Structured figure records
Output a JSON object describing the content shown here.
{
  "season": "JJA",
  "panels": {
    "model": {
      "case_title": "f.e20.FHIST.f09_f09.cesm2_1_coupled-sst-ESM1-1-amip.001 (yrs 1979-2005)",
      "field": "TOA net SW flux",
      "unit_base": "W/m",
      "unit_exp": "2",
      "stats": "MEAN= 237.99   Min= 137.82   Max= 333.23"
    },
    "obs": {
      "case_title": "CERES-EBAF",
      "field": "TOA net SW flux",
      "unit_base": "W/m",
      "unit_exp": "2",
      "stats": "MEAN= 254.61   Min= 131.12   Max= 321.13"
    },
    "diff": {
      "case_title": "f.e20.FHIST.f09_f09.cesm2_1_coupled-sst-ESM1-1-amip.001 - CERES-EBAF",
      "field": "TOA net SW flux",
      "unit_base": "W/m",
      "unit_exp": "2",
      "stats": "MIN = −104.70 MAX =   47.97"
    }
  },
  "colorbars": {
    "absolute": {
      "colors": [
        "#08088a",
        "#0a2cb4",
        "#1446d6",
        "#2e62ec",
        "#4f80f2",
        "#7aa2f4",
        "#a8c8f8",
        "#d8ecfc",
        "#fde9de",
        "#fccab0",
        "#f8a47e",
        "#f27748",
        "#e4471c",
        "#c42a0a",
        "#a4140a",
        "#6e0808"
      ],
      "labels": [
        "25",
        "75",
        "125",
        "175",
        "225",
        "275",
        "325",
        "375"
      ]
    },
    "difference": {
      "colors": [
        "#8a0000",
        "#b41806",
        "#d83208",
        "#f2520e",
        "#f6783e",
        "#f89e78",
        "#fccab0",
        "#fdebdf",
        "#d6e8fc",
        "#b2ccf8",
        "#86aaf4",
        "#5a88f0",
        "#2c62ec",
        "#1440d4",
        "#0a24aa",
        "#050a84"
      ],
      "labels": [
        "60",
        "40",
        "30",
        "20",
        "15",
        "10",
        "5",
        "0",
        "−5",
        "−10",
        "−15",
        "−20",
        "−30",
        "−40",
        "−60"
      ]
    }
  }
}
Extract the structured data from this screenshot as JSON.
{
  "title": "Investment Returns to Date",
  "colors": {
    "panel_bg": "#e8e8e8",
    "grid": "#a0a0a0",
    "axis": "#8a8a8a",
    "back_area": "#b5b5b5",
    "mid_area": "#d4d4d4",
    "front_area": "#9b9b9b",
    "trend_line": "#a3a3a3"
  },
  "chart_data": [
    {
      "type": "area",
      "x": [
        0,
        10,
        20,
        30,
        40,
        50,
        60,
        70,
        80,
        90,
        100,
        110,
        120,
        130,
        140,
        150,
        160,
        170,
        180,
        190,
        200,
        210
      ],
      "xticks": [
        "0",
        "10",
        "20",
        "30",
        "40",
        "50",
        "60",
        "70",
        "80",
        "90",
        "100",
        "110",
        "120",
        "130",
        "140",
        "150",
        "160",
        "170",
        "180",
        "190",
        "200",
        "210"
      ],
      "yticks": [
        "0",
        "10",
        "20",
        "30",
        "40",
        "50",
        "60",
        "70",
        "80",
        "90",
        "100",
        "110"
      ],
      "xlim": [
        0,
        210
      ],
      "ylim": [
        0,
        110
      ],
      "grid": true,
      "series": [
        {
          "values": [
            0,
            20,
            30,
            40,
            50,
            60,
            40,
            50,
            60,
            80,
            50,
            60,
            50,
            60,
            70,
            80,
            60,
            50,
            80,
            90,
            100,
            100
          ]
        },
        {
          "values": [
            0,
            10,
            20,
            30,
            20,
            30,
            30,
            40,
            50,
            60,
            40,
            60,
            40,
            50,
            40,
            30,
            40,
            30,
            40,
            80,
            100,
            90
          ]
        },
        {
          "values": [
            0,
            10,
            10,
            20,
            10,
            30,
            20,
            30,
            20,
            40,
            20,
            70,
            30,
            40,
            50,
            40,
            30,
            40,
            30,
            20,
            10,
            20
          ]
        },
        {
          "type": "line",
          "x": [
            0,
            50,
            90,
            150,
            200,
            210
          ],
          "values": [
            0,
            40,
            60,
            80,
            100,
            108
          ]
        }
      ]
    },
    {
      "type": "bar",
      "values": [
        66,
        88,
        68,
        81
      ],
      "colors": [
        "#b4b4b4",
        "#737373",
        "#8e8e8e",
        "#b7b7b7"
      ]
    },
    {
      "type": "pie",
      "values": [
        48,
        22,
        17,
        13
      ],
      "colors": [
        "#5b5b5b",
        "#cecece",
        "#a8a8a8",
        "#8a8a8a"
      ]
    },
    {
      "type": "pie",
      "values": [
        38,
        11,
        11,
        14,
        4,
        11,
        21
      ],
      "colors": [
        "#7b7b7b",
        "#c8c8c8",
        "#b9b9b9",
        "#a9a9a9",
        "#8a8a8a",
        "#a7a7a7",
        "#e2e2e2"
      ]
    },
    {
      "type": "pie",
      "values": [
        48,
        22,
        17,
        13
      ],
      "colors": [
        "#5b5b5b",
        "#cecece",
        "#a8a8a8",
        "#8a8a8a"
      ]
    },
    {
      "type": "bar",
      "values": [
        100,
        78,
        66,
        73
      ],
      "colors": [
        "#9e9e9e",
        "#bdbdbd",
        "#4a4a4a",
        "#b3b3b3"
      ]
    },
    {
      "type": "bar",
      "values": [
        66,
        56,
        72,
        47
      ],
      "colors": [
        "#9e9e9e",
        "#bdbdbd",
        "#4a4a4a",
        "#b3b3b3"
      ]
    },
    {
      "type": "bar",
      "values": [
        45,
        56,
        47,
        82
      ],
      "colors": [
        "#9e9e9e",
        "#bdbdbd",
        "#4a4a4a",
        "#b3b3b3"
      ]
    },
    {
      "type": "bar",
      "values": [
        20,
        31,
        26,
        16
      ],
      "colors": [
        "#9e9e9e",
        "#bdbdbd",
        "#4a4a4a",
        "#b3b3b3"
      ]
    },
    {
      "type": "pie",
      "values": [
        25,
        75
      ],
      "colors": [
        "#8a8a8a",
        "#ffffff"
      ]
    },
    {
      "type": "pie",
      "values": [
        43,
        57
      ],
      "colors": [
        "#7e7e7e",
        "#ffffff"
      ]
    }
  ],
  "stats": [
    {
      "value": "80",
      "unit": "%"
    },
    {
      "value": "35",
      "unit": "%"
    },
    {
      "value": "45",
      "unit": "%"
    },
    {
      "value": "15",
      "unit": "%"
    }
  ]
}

● **SHORT EXERCISE**:
Each line of the material above needs to be quoted exactly, please.

● **FULL OUTPUT**:
Output a JSON object describing the content shown here.
{
  "season": "JJA",
  "panels": {
    "model": {
      "case_title": "f.e20.FHIST.f09_f09.cesm2_1_coupled-sst-ESM1-1-amip.001 (yrs 1979-2005)",
      "field": "TOA net SW flux",
      "unit_base": "W/m",
      "unit_exp": "2",
      "stats": "MEAN= 237.99   Min= 137.82   Max= 333.23"
    },
    "obs": {
      "case_title": "CERES-EBAF",
      "field": "TOA net SW flux",
      "unit_base": "W/m",
      "unit_exp": "2",
      "stats": "MEAN= 254.61   Min= 131.12   Max= 321.13"
    },
    "diff": {
      "case_title": "f.e20.FHIST.f09_f09.cesm2_1_coupled-sst-ESM1-1-amip.001 - CERES-EBAF",
      "field": "TOA net SW flux",
      "unit_base": "W/m",
      "unit_exp": "2",
      "stats": "MIN = −104.70 MAX =   47.97"
    }
  },
  "colorbars": {
    "absolute": {
      "colors": [
        "#08088a",
        "#0a2cb4",
        "#1446d6",
        "#2e62ec",
        "#4f80f2",
        "#7aa2f4",
        "#a8c8f8",
        "#d8ecfc",
        "#fde9de",
        "#fccab0",
        "#f8a47e",
        "#f27748",
        "#e4471c",
        "#c42a0a",
        "#a4140a",
        "#6e0808"
      ],
      "labels": [
        "25",
        "75",
        "125",
        "175",
        "225",
        "275",
        "325",
        "375"
      ]
    },
    "difference": {
      "colors": [
        "#8a0000",
        "#b41806",
        "#d83208",
        "#f2520e",
        "#f6783e",
        "#f89e78",
        "#fccab0",
        "#fdebdf",
        "#d6e8fc",
        "#b2ccf8",
        "#86aaf4",
        "#5a88f0",
        "#2c62ec",
        "#1440d4",
        "#0a24aa",
        "#050a84"
      ],
      "labels": [
        "60",
        "40",
        "30",
        "20",
        "15",
        "10",
        "5",
        "0",
        "−5",
        "−10",
        "−15",
        "−20",
        "−30",
        "−40",
        "−60"
      ]
    }
  }
}
Extract the structured data from this screenshot as JSON.
{
  "title": "Investment Returns to Date",
  "colors": {
    "panel_bg": "#e8e8e8",
    "grid": "#a0a0a0",
    "axis": "#8a8a8a",
    "back_area": "#b5b5b5",
    "mid_area": "#d4d4d4",
    "front_area": "#9b9b9b",
    "trend_line": "#a3a3a3"
  },
  "chart_data": [
    {
      "type": "area",
      "x": [
        0,
        10,
        20,
        30,
        40,
        50,
        60,
        70,
        80,
        90,
        100,
        110,
        120,
        130,
        140,
        150,
        160,
        170,
        180,
        190,
        200,
        210
      ],
      "xticks": [
        "0",
        "10",
        "20",
        "30",
        "40",
        "50",
        "60",
        "70",
        "80",
        "90",
        "100",
        "110",
        "120",
        "130",
        "140",
        "150",
        "160",
        "170",
        "180",
        "190",
        "200",
        "210"
      ],
      "yticks": [
        "0",
        "10",
        "20",
        "30",
        "40",
        "50",
        "60",
        "70",
        "80",
        "90",
        "100",
        "110"
      ],
      "xlim": [
        0,
        210
      ],
      "ylim": [
        0,
        110
      ],
      "grid": true,
      "series": [
        {
          "values": [
            0,
            20,
            30,
            40,
            50,
            60,
            40,
            50,
            60,
            80,
            50,
            60,
            50,
            60,
            70,
            80,
            60,
            50,
            80,
            90,
            100,
            100
          ]
        },
        {
          "values": [
            0,
            10,
            20,
            30,
            20,
            30,
            30,
            40,
            50,
            60,
            40,
            60,
            40,
            50,
            40,
            30,
            40,
            30,
            40,
            80,
            100,
            90
          ]
        },
        {
          "values": [
            0,
            10,
            10,
            20,
            10,
            30,
            20,
            30,
            20,
            40,
            20,
            70,
            30,
            40,
            50,
            40,
            30,
            40,
            30,
            20,
            10,
            20
          ]
        },
        {
          "type": "line",
          "x": [
            0,
            50,
            90,
            150,
            200,
            210
          ],
          "values": [
            0,
            40,
            60,
            80,
            100,
            108
          ]
        }
      ]
    },
    {
      "type": "bar",
      "values": [
        66,
        88,
        68,
        81
      ],
      "colors": [
        "#b4b4b4",
        "#737373",
        "#8e8e8e",
        "#b7b7b7"
      ]
    },
    {
      "type": "pie",
      "values": [
        48,
        22,
        17,
        13
      ],
      "colors": [
        "#5b5b5b",
        "#cecece",
        "#a8a8a8",
        "#8a8a8a"
      ]
    },
    {
      "type": "pie",
      "values": [
        38,
        11,
        11,
        14,
        4,
        11,
        21
      ],
      "colors": [
        "#7b7b7b",
        "#c8c8c8",
        "#b9b9b9",
        "#a9a9a9",
        "#8a8a8a",
        "#a7a7a7",
        "#e2e2e2"
      ]
    },
    {
      "type": "pie",
      "values": [
        48,
        22,
        17,
        13
      ],
      "colors": [
        "#5b5b5b",
        "#cecece",
        "#a8a8a8",
        "#8a8a8a"
      ]
    },
    {
      "type": "bar",
      "values": [
        100,
        78,
        66,
        73
      ],
      "colors": [
        "#9e9e9e",
        "#bdbdbd",
        "#4a4a4a",
        "#b3b3b3"
      ]
    },
    {
      "type": "bar",
      "values": [
        66,
        56,
        72,
        47
      ],
      "colors": [
        "#9e9e9e",
        "#bdbdbd",
        "#4a4a4a",
        "#b3b3b3"
      ]
    },
    {
      "type": "bar",
      "values": [
        45,
        56,
        47,
        82
      ],
      "colors": [
        "#9e9e9e",
        "#bdbdbd",
        "#4a4a4a",
        "#b3b3b3"
      ]
    },
    {
      "type": "bar",
      "values": [
        20,
        31,
        26,
        16
      ],
      "colors": [
        "#9e9e9e",
        "#bdbdbd",
        "#4a4a4a",
        "#b3b3b3"
      ]
    },
    {
      "type": "pie",
      "values": [
        25,
        75
      ],
      "colors": [
        "#8a8a8a",
        "#ffffff"
      ]
    },
    {
      "type": "pie",
      "values": [
        43,
        57
      ],
      "colors": [
        "#7e7e7e",
        "#ffffff"
      ]
    }
  ],
  "stats": [
    {
      "value": "80",
      "unit": "%"
    },
    {
      "value": "35",
      "unit": "%"
    },
    {
      "value": "45",
      "unit": "%"
    },
    {
      "value": "15",
      "unit": "%"
    }
  ]
}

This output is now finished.